▸ Problem statement: Entries follow. Set all of them down as they stand.

▸ Supplied entries:
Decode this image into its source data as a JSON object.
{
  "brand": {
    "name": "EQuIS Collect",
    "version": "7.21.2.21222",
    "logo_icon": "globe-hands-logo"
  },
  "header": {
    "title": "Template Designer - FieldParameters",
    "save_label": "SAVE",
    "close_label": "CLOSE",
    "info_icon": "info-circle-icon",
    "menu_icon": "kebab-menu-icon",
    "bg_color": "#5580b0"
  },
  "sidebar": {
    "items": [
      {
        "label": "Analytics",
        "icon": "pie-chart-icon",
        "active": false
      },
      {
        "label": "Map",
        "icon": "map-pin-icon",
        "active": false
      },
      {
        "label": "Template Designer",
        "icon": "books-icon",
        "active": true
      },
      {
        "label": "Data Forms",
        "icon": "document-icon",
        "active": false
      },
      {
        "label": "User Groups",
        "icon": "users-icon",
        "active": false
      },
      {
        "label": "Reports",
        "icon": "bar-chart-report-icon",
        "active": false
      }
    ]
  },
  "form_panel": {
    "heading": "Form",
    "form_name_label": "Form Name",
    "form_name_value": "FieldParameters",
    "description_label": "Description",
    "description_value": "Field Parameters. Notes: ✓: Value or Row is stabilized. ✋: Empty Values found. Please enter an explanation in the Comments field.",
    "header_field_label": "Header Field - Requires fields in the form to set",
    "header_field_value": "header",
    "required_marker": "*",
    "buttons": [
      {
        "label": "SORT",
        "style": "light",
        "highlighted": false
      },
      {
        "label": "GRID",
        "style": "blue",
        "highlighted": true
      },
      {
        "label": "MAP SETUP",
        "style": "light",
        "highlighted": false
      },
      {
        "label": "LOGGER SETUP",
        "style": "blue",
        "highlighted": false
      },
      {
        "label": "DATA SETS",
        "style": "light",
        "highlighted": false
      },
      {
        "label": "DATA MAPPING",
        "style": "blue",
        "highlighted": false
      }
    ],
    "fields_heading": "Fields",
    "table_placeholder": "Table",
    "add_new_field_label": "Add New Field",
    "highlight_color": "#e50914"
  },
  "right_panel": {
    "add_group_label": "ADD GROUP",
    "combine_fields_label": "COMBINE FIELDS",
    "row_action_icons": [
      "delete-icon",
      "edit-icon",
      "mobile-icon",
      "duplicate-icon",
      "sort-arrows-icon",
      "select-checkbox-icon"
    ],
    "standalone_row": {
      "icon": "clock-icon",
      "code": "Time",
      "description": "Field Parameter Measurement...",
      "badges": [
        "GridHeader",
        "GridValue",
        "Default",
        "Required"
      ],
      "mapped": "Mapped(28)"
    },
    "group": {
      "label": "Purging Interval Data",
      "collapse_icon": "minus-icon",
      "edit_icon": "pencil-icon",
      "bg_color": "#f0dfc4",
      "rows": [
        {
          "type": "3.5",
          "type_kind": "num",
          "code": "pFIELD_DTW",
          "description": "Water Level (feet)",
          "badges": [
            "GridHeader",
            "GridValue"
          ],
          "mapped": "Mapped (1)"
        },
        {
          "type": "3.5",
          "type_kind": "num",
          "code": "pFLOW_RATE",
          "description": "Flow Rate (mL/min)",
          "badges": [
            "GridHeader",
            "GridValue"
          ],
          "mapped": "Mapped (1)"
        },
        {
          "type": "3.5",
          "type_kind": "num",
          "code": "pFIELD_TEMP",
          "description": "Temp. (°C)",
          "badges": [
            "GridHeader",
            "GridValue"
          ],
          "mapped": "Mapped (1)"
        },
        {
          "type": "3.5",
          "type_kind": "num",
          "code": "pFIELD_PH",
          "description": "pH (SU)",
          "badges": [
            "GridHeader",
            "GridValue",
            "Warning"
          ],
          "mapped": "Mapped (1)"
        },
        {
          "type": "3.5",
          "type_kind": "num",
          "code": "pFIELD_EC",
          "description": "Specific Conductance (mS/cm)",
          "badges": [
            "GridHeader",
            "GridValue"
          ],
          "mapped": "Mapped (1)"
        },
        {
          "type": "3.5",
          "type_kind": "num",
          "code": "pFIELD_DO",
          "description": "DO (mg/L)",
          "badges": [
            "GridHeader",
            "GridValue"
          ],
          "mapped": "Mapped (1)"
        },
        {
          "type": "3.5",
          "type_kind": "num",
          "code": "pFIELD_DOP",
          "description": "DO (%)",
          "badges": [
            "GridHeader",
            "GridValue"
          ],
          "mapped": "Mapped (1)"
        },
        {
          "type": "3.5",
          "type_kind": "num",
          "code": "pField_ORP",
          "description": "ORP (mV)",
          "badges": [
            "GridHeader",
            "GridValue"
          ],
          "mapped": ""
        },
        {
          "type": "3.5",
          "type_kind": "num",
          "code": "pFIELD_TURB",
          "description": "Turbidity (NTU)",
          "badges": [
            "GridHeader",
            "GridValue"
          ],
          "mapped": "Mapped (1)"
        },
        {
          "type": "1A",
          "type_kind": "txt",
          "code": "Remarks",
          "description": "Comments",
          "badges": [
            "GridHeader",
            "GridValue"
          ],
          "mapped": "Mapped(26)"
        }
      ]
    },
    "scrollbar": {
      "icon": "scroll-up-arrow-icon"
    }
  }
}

▸ Exercise response:
Decode this image into its source data as a JSON object.
{
  "brand": {
    "name": "EQuIS Collect",
    "version": "7.21.2.21222",
    "logo_icon": "globe-hands-logo"
  },
  "header": {
    "title": "Template Designer - FieldParameters",
    "save_label": "SAVE",
    "close_label": "CLOSE",
    "info_icon": "info-circle-icon",
    "menu_icon": "kebab-menu-icon",
    "bg_color": "#5580b0"
  },
  "sidebar": {
    "items": [
      {
        "label": "Analytics",
        "icon": "pie-chart-icon",
        "active": false
      },
      {
        "label": "Map",
        "icon": "map-pin-icon",
        "active": false
      },
      {
        "label": "Template Designer",
        "icon": "books-icon",
        "active": true
      },
      {
        "label": "Data Forms",
        "icon": "document-icon",
        "active": false
      },
      {
        "label": "User Groups",
        "icon": "users-icon",
        "active": false
      },
      {
        "label": "Reports",
        "icon": "bar-chart-report-icon",
        "active": false
      }
    ]
  },
  "form_panel": {
    "heading": "Form",
    "form_name_label": "Form Name",
    "form_name_value": "FieldParameters",
    "description_label": "Description",
    "description_value": "Field Parameters. Notes: ✓: Value or Row is stabilized. ✋: Empty Values found. Please enter an explanation in the Comments field.",
    "header_field_label": "Header Field - Requires fields in the form to set",
    "header_field_value": "header",
    "required_marker": "*",
    "buttons": [
      {
        "label": "SORT",
        "style": "light",
        "highlighted": false
      },
      {
        "label": "GRID",
        "style": "blue",
        "highlighted": true
      },
      {
        "label": "MAP SETUP",
        "style": "light",
        "highlighted": false
      },
      {
        "label": "LOGGER SETUP",
        "style": "blue",
        "highlighted": false
      },
      {
        "label": "DATA SETS",
        "style": "light",
        "highlighted": false
      },
      {
        "label": "DATA MAPPING",
        "style": "blue",
        "highlighted": false
      }
    ],
    "fields_heading": "Fields",
    "table_placeholder": "Table",
    "add_new_field_label": "Add New Field",
    "highlight_color": "#e50914"
  },
  "right_panel": {
    "add_group_label": "ADD GROUP",
    "combine_fields_label": "COMBINE FIELDS",
    "row_action_icons": [
      "delete-icon",
      "edit-icon",
      "mobile-icon",
      "duplicate-icon",
      "sort-arrows-icon",
      "select-checkbox-icon"
    ],
    "standalone_row": {
      "icon": "clock-icon",
      "code": "Time",
      "description": "Field Parameter Measurement...",
      "badges": [
        "GridHeader",
        "GridValue",
        "Default",
        "Required"
      ],
      "mapped": "Mapped(28)"
    },
    "group": {
      "label": "Purging Interval Data",
      "collapse_icon": "minus-icon",
      "edit_icon": "pencil-icon",
      "bg_color": "#f0dfc4",
      "rows": [
        {
          "type": "3.5",
          "type_kind": "num",
          "code": "pFIELD_DTW",
          "description": "Water Level (feet)",
          "badges": [
            "GridHeader",
            "GridValue"
          ],
          "mapped": "Mapped (1)"
        },
        {
          "type": "3.5",
          "type_kind": "num",
          "code": "pFLOW_RATE",
          "description": "Flow Rate (mL/min)",
          "badges": [
            "GridHeader",
            "GridValue"
          ],
          "mapped": "Mapped (1)"
        },
        {
          "type": "3.5",
          "type_kind": "num",
          "code": "pFIELD_TEMP",
          "description": "Temp. (°C)",
          "badges": [
            "GridHeader",
            "GridValue"
          ],
          "mapped": "Mapped (1)"
        },
        {
          "type": "3.5",
          "type_kind": "num",
          "code": "pFIELD_PH",
          "description": "pH (SU)",
          "badges": [
            "GridHeader",
            "GridValue",
            "Warning"
          ],
          "mapped": "Mapped (1)"
        },
        {
          "type": "3.5",
          "type_kind": "num",
          "code": "pFIELD_EC",
          "description": "Specific Conductance (mS/cm)",
          "badges": [
            "GridHeader",
            "GridValue"
          ],
          "mapped": "Mapped (1)"
        },
        {
          "type": "3.5",
          "type_kind": "num",
          "code": "pFIELD_DO",
          "description": "DO (mg/L)",
          "badges": [
            "GridHeader",
            "GridValue"
          ],
          "mapped": "Mapped (1)"
        },
        {
          "type": "3.5",
          "type_kind": "num",
          "code": "pFIELD_DOP",
          "description": "DO (%)",
          "badges": [
            "GridHeader",
            "GridValue"
          ],
          "mapped": "Mapped (1)"
        },
        {
          "type": "3.5",
          "type_kind": "num",
          "code": "pField_ORP",
          "description": "ORP (mV)",
          "badges": [
            "GridHeader",
            "GridValue"
          ],
          "mapped": ""
        },
        {
          "type": "3.5",
          "type_kind": "num",
          "code": "pFIELD_TURB",
          "description": "Turbidity (NTU)",
          "badges": [
            "GridHeader",
            "GridValue"
          ],
          "mapped": "Mapped (1)"
        },
        {
          "type": "1A",
          "type_kind": "txt",
          "code": "Remarks",
          "description": "Comments",
          "badges": [
            "GridHeader",
            "GridValue"
          ],
          "mapped": "Mapped(26)"
        }
      ]
    },
    "scrollbar": {
      "icon": "scroll-up-arrow-icon"
    }
  }
}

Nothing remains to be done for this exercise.